Goal of the exercise:
Below is some material; transcribe all of it exactly.

Data for processing:
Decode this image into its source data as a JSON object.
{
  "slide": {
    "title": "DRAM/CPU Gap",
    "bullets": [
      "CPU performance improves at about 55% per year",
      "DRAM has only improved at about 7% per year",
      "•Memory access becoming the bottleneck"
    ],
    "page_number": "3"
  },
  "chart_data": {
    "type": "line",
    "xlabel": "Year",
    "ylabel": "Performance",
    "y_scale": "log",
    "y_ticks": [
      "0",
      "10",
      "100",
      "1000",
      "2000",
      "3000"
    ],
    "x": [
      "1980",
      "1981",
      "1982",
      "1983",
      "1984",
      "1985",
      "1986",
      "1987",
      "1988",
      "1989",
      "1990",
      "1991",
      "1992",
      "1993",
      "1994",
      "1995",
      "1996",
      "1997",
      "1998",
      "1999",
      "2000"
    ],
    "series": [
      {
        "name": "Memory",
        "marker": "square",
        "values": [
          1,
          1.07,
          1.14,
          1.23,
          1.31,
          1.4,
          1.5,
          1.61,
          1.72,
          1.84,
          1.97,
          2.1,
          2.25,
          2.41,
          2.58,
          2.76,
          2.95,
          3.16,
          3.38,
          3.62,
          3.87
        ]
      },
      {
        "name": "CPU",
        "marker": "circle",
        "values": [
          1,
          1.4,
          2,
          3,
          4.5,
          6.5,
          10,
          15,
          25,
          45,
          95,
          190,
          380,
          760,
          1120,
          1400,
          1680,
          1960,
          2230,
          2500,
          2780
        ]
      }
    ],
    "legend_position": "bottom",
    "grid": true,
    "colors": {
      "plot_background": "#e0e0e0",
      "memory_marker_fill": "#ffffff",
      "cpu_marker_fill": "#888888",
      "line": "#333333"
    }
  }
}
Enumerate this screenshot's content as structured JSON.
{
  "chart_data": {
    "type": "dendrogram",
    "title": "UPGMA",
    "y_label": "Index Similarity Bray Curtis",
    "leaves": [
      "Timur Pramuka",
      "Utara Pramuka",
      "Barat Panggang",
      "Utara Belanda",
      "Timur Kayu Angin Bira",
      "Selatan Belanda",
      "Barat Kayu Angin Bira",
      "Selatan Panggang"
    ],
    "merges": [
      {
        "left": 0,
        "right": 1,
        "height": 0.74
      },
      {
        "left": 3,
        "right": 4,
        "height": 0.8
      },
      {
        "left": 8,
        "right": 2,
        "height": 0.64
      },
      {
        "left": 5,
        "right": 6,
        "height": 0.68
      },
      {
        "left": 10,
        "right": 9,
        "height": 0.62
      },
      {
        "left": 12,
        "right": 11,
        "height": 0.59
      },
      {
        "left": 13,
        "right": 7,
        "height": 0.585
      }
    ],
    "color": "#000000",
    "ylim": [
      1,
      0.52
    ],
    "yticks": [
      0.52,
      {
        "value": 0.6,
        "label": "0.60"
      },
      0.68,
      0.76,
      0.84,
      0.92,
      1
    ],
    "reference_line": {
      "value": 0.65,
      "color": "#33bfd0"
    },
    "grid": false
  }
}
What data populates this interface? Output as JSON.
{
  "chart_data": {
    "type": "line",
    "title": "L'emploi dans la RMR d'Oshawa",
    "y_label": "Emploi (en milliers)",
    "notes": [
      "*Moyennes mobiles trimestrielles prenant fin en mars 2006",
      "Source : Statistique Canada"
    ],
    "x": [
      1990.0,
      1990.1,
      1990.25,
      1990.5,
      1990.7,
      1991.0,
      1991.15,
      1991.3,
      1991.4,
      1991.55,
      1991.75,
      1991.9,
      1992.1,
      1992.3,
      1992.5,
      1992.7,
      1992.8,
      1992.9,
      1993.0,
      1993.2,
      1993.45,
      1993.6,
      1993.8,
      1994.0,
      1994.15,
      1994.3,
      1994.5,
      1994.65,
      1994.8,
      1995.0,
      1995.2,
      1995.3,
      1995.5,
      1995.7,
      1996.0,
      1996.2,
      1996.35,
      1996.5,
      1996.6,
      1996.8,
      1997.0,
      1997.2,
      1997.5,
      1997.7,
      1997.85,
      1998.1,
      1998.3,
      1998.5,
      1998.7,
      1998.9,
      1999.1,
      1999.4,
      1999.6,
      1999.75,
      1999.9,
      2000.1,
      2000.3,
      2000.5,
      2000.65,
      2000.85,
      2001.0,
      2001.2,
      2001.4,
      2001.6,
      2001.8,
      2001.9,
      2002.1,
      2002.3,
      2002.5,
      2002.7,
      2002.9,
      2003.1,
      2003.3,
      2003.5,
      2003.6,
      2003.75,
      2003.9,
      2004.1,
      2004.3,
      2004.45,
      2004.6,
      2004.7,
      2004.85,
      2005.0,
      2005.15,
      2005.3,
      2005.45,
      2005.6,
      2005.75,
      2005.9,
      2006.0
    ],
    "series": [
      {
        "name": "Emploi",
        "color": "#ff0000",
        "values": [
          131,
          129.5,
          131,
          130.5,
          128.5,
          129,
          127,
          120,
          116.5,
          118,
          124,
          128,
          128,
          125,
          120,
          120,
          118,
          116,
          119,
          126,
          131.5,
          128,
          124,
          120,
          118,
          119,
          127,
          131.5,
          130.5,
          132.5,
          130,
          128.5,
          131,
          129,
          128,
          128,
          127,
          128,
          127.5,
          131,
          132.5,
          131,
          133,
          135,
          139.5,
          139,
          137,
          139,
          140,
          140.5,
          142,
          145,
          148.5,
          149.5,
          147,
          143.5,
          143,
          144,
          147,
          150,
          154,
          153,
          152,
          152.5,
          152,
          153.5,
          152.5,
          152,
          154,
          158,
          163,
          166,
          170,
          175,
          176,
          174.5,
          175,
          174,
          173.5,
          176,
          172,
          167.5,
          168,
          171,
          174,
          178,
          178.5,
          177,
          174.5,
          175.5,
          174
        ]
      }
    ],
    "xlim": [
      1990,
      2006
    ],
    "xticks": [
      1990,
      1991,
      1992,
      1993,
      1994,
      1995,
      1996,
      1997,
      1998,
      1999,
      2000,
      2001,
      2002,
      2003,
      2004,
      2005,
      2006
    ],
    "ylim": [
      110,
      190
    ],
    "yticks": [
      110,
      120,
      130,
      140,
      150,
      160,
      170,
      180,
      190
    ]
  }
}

Expected answer:
Decode this image into its source data as a JSON object.
{
  "slide": {
    "title": "DRAM/CPU Gap",
    "bullets": [
      "CPU performance improves at about 55% per year",
      "DRAM has only improved at about 7% per year",
      "•Memory access becoming the bottleneck"
    ],
    "page_number": "3"
  },
  "chart_data": {
    "type": "line",
    "xlabel": "Year",
    "ylabel": "Performance",
    "y_scale": "log",
    "y_ticks": [
      "0",
      "10",
      "100",
      "1000",
      "2000",
      "3000"
    ],
    "x": [
      "1980",
      "1981",
      "1982",
      "1983",
      "1984",
      "1985",
      "1986",
      "1987",
      "1988",
      "1989",
      "1990",
      "1991",
      "1992",
      "1993",
      "1994",
      "1995",
      "1996",
      "1997",
      "1998",
      "1999",
      "2000"
    ],
    "series": [
      {
        "name": "Memory",
        "marker": "square",
        "values": [
          1,
          1.07,
          1.14,
          1.23,
          1.31,
          1.4,
          1.5,
          1.61,
          1.72,
          1.84,
          1.97,
          2.1,
          2.25,
          2.41,
          2.58,
          2.76,
          2.95,
          3.16,
          3.38,
          3.62,
          3.87
        ]
      },
      {
        "name": "CPU",
        "marker": "circle",
        "values": [
          1,
          1.4,
          2,
          3,
          4.5,
          6.5,
          10,
          15,
          25,
          45,
          95,
          190,
          380,
          760,
          1120,
          1400,
          1680,
          1960,
          2230,
          2500,
          2780
        ]
      }
    ],
    "legend_position": "bottom",
    "grid": true,
    "colors": {
      "plot_background": "#e0e0e0",
      "memory_marker_fill": "#ffffff",
      "cpu_marker_fill": "#888888",
      "line": "#333333"
    }
  }
}
Enumerate this screenshot's content as structured JSON.
{
  "chart_data": {
    "type": "dendrogram",
    "title": "UPGMA",
    "y_label": "Index Similarity Bray Curtis",
    "leaves": [
      "Timur Pramuka",
      "Utara Pramuka",
      "Barat Panggang",
      "Utara Belanda",
      "Timur Kayu Angin Bira",
      "Selatan Belanda",
      "Barat Kayu Angin Bira",
      "Selatan Panggang"
    ],
    "merges": [
      {
        "left": 0,
        "right": 1,
        "height": 0.74
      },
      {
        "left": 3,
        "right": 4,
        "height": 0.8
      },
      {
        "left": 8,
        "right": 2,
        "height": 0.64
      },
      {
        "left": 5,
        "right": 6,
        "height": 0.68
      },
      {
        "left": 10,
        "right": 9,
        "height": 0.62
      },
      {
        "left": 12,
        "right": 11,
        "height": 0.59
      },
      {
        "left": 13,
        "right": 7,
        "height": 0.585
      }
    ],
    "color": "#000000",
    "ylim": [
      1,
      0.52
    ],
    "yticks": [
      0.52,
      {
        "value": 0.6,
        "label": "0.60"
      },
      0.68,
      0.76,
      0.84,
      0.92,
      1
    ],
    "reference_line": {
      "value": 0.65,
      "color": "#33bfd0"
    },
    "grid": false
  }
}
What data populates this interface? Output as JSON.
{
  "chart_data": {
    "type": "line",
    "title": "L'emploi dans la RMR d'Oshawa",
    "y_label": "Emploi (en milliers)",
    "notes": [
      "*Moyennes mobiles trimestrielles prenant fin en mars 2006",
      "Source : Statistique Canada"
    ],
    "x": [
      1990.0,
      1990.1,
      1990.25,
      1990.5,
      1990.7,
      1991.0,
      1991.15,
      1991.3,
      1991.4,
      1991.55,
      1991.75,
      1991.9,
      1992.1,
      1992.3,
      1992.5,
      1992.7,
      1992.8,
      1992.9,
      1993.0,
      1993.2,
      1993.45,
      1993.6,
      1993.8,
      1994.0,
      1994.15,
      1994.3,
      1994.5,
      1994.65,
      1994.8,
      1995.0,
      1995.2,
      1995.3,
      1995.5,
      1995.7,
      1996.0,
      1996.2,
      1996.35,
      1996.5,
      1996.6,
      1996.8,
      1997.0,
      1997.2,
      1997.5,
      1997.7,
      1997.85,
      1998.1,
      1998.3,
      1998.5,
      1998.7,
      1998.9,
      1999.1,
      1999.4,
      1999.6,
      1999.75,
      1999.9,
      2000.1,
      2000.3,
      2000.5,
      2000.65,
      2000.85,
      2001.0,
      2001.2,
      2001.4,
      2001.6,
      2001.8,
      2001.9,
      2002.1,
      2002.3,
      2002.5,
      2002.7,
      2002.9,
      2003.1,
      2003.3,
      2003.5,
      2003.6,
      2003.75,
      2003.9,
      2004.1,
      2004.3,
      2004.45,
      2004.6,
      2004.7,
      2004.85,
      2005.0,
      2005.15,
      2005.3,
      2005.45,
      2005.6,
      2005.75,
      2005.9,
      2006.0
    ],
    "series": [
      {
        "name": "Emploi",
        "color": "#ff0000",
        "values": [
          131,
          129.5,
          131,
          130.5,
          128.5,
          129,
          127,
          120,
          116.5,
          118,
          124,
          128,
          128,
          125,
          120,
          120,
          118,
          116,
          119,
          126,
          131.5,
          128,
          124,
          120,
          118,
          119,
          127,
          131.5,
          130.5,
          132.5,
          130,
          128.5,
          131,
          129,
          128,
          128,
          127,
          128,
          127.5,
          131,
          132.5,
          131,
          133,
          135,
          139.5,
          139,
          137,
          139,
          140,
          140.5,
          142,
          145,
          148.5,
          149.5,
          147,
          143.5,
          143,
          144,
          147,
          150,
          154,
          153,
          152,
          152.5,
          152,
          153.5,
          152.5,
          152,
          154,
          158,
          163,
          166,
          170,
          175,
          176,
          174.5,
          175,
          174,
          173.5,
          176,
          172,
          167.5,
          168,
          171,
          174,
          178,
          178.5,
          177,
          174.5,
          175.5,
          174
        ]
      }
    ],
    "xlim": [
      1990,
      2006
    ],
    "xticks": [
      1990,
      1991,
      1992,
      1993,
      1994,
      1995,
      1996,
      1997,
      1998,
      1999,
      2000,
      2001,
      2002,
      2003,
      2004,
      2005,
      2006
    ],
    "ylim": [
      110,
      190
    ],
    "yticks": [
      110,
      120,
      130,
      140,
      150,
      160,
      170,
      180,
      190
    ]
  }
}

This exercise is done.